**TASK DETAILS**
Repeat what the lines below say, word for word, and skip every image.

**SUPPLIED DATA**
— START —

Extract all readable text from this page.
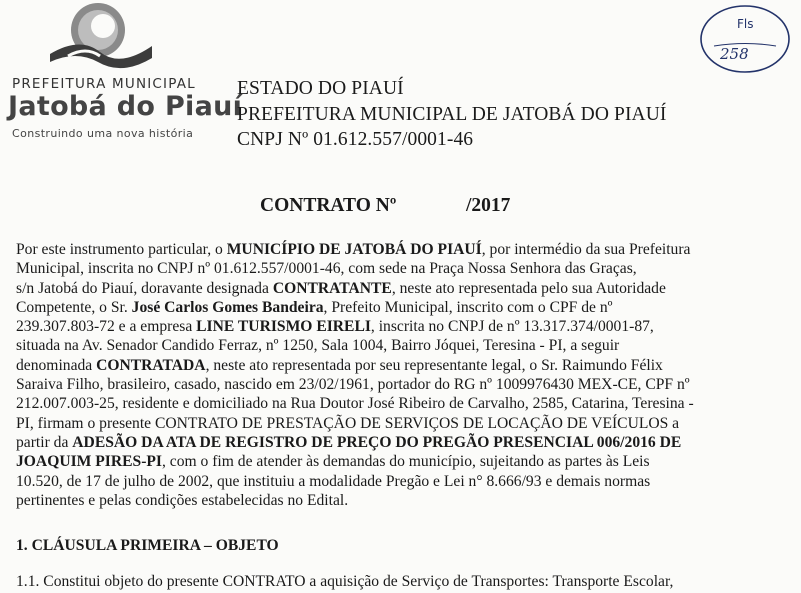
PREFEITURA MUNICIPAL
Jatobá do Piauí
Construindo uma nova história
ESTADO DO PIAUÍ
PREFEITURA MUNICIPAL DE JATOBÁ DO PIAUÍ
CNPJ Nº 01.612.557/0001-46
Fls
258
CONTRATO Nº	/2017
Por este instrumento particular, o MUNICÍPIO DE JATOBÁ DO PIAUÍ, por intermédio da sua Prefeitura
Municipal, inscrita no CNPJ nº 01.612.557/0001-46, com sede na Praça Nossa Senhora das Graças,
s/n Jatobá do Piauí, doravante designada CONTRATANTE, neste ato representada pelo sua Autoridade
Competente, o Sr. José Carlos Gomes Bandeira, Prefeito Municipal, inscrito com o CPF de nº
239.307.803-72 e a empresa LINE TURISMO EIRELI, inscrita no CNPJ de nº 13.317.374/0001-87,
situada na Av. Senador Candido Ferraz, nº 1250, Sala 1004, Bairro Jóquei, Teresina - PI, a seguir
denominada CONTRATADA, neste ato representada por seu representante legal, o Sr. Raimundo Félix
Saraiva Filho, brasileiro, casado, nascido em 23/02/1961, portador do RG nº 1009976430 MEX-CE, CPF nº
212.007.003-25, residente e domiciliado na Rua Doutor José Ribeiro de Carvalho, 2585, Catarina, Teresina -
PI, firmam o presente CONTRATO DE PRESTAÇÃO DE SERVIÇOS DE LOCAÇÃO DE VEÍCULOS a
partir da ADESÃO DA ATA DE REGISTRO DE PREÇO DO PREGÃO PRESENCIAL 006/2016 DE
JOAQUIM PIRES-PI, com o fim de atender às demandas do município, sujeitando as partes às Leis
10.520, de 17 de julho de 2002, que instituiu a modalidade Pregão e Lei n° 8.666/93 e demais normas
pertinentes e pelas condições estabelecidas no Edital.
1. CLÁUSULA PRIMEIRA – OBJETO
1.1. Constitui objeto do presente CONTRATO a aquisição de Serviço de Transportes: Transporte Escolar,
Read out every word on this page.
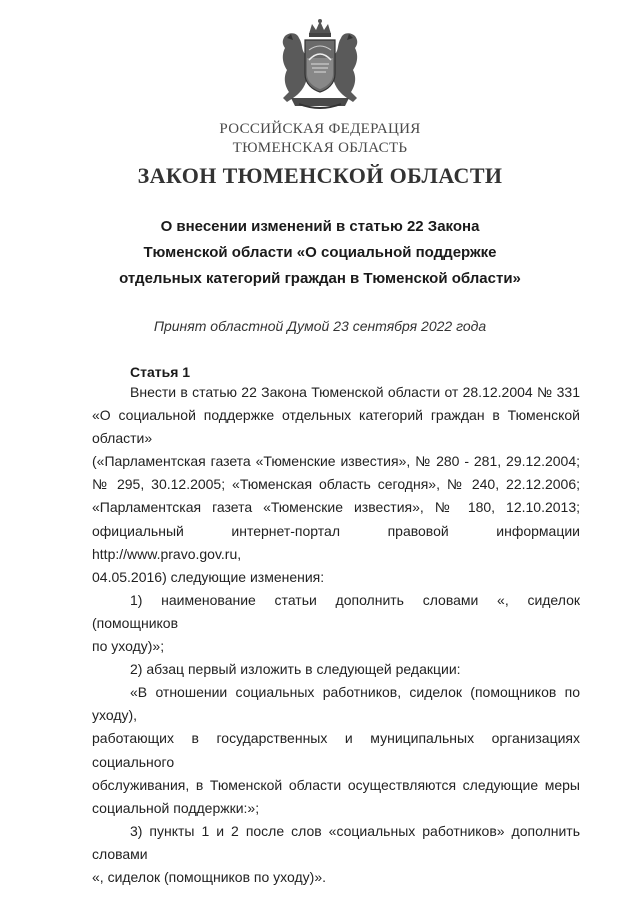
РОССИЙСКАЯ ФЕДЕРАЦИЯ
ТЮМЕНСКАЯ ОБЛАСТЬ
ЗАКОН ТЮМЕНСКОЙ ОБЛАСТИ
О внесении изменений в статью 22 Закона
Тюменской области «О социальной поддержке
отдельных категорий граждан в Тюменской области»
Принят областной Думой 23 сентября 2022 года
Статья 1
Внести в статью 22 Закона Тюменской области от 28.12.2004 № 331
«О социальной поддержке отдельных категорий граждан в Тюменской области»
(«Парламентская газета «Тюменские известия», № 280 - 281, 29.12.2004;
№ 295, 30.12.2005; «Тюменская область сегодня», № 240, 22.12.2006;
«Парламентская газета «Тюменские известия», № 180, 12.10.2013;
официальный интернет-портал правовой информации http://www.pravo.gov.ru,
04.05.2016) следующие изменения:
1) наименование статьи дополнить словами «, сиделок (помощников
по уходу)»;
2) абзац первый изложить в следующей редакции:
«В отношении социальных работников, сиделок (помощников по уходу),
работающих в государственных и муниципальных организациях социального
обслуживания, в Тюменской области осуществляются следующие меры
социальной поддержки:»;
3) пункты 1 и 2 после слов «социальных работников» дополнить словами
«, сиделок (помощников по уходу)».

— END —

**RESULT**
Extract all readable text from this page.
PREFEITURA MUNICIPAL
Jatobá do Piauí
Construindo uma nova história
ESTADO DO PIAUÍ
PREFEITURA MUNICIPAL DE JATOBÁ DO PIAUÍ
CNPJ Nº 01.612.557/0001-46
Fls
258
CONTRATO Nº	/2017
Por este instrumento particular, o MUNICÍPIO DE JATOBÁ DO PIAUÍ, por intermédio da sua Prefeitura
Municipal, inscrita no CNPJ nº 01.612.557/0001-46, com sede na Praça Nossa Senhora das Graças,
s/n Jatobá do Piauí, doravante designada CONTRATANTE, neste ato representada pelo sua Autoridade
Competente, o Sr. José Carlos Gomes Bandeira, Prefeito Municipal, inscrito com o CPF de nº
239.307.803-72 e a empresa LINE TURISMO EIRELI, inscrita no CNPJ de nº 13.317.374/0001-87,
situada na Av. Senador Candido Ferraz, nº 1250, Sala 1004, Bairro Jóquei, Teresina - PI, a seguir
denominada CONTRATADA, neste ato representada por seu representante legal, o Sr. Raimundo Félix
Saraiva Filho, brasileiro, casado, nascido em 23/02/1961, portador do RG nº 1009976430 MEX-CE, CPF nº
212.007.003-25, residente e domiciliado na Rua Doutor José Ribeiro de Carvalho, 2585, Catarina, Teresina -
PI, firmam o presente CONTRATO DE PRESTAÇÃO DE SERVIÇOS DE LOCAÇÃO DE VEÍCULOS a
partir da ADESÃO DA ATA DE REGISTRO DE PREÇO DO PREGÃO PRESENCIAL 006/2016 DE
JOAQUIM PIRES-PI, com o fim de atender às demandas do município, sujeitando as partes às Leis
10.520, de 17 de julho de 2002, que instituiu a modalidade Pregão e Lei n° 8.666/93 e demais normas
pertinentes e pelas condições estabelecidas no Edital.
1. CLÁUSULA PRIMEIRA – OBJETO
1.1. Constitui objeto do presente CONTRATO a aquisição de Serviço de Transportes: Transporte Escolar,
Read out every word on this page.
РОССИЙСКАЯ ФЕДЕРАЦИЯ
ТЮМЕНСКАЯ ОБЛАСТЬ
ЗАКОН ТЮМЕНСКОЙ ОБЛАСТИ
О внесении изменений в статью 22 Закона
Тюменской области «О социальной поддержке
отдельных категорий граждан в Тюменской области»
Принят областной Думой 23 сентября 2022 года
Статья 1
Внести в статью 22 Закона Тюменской области от 28.12.2004 № 331
«О социальной поддержке отдельных категорий граждан в Тюменской области»
(«Парламентская газета «Тюменские известия», № 280 - 281, 29.12.2004;
№ 295, 30.12.2005; «Тюменская область сегодня», № 240, 22.12.2006;
«Парламентская газета «Тюменские известия», № 180, 12.10.2013;
официальный интернет-портал правовой информации http://www.pravo.gov.ru,
04.05.2016) следующие изменения:
1) наименование статьи дополнить словами «, сиделок (помощников
по уходу)»;
2) абзац первый изложить в следующей редакции:
«В отношении социальных работников, сиделок (помощников по уходу),
работающих в государственных и муниципальных организациях социального
обслуживания, в Тюменской области осуществляются следующие меры
социальной поддержки:»;
3) пункты 1 и 2 после слов «социальных работников» дополнить словами
«, сиделок (помощников по уходу)».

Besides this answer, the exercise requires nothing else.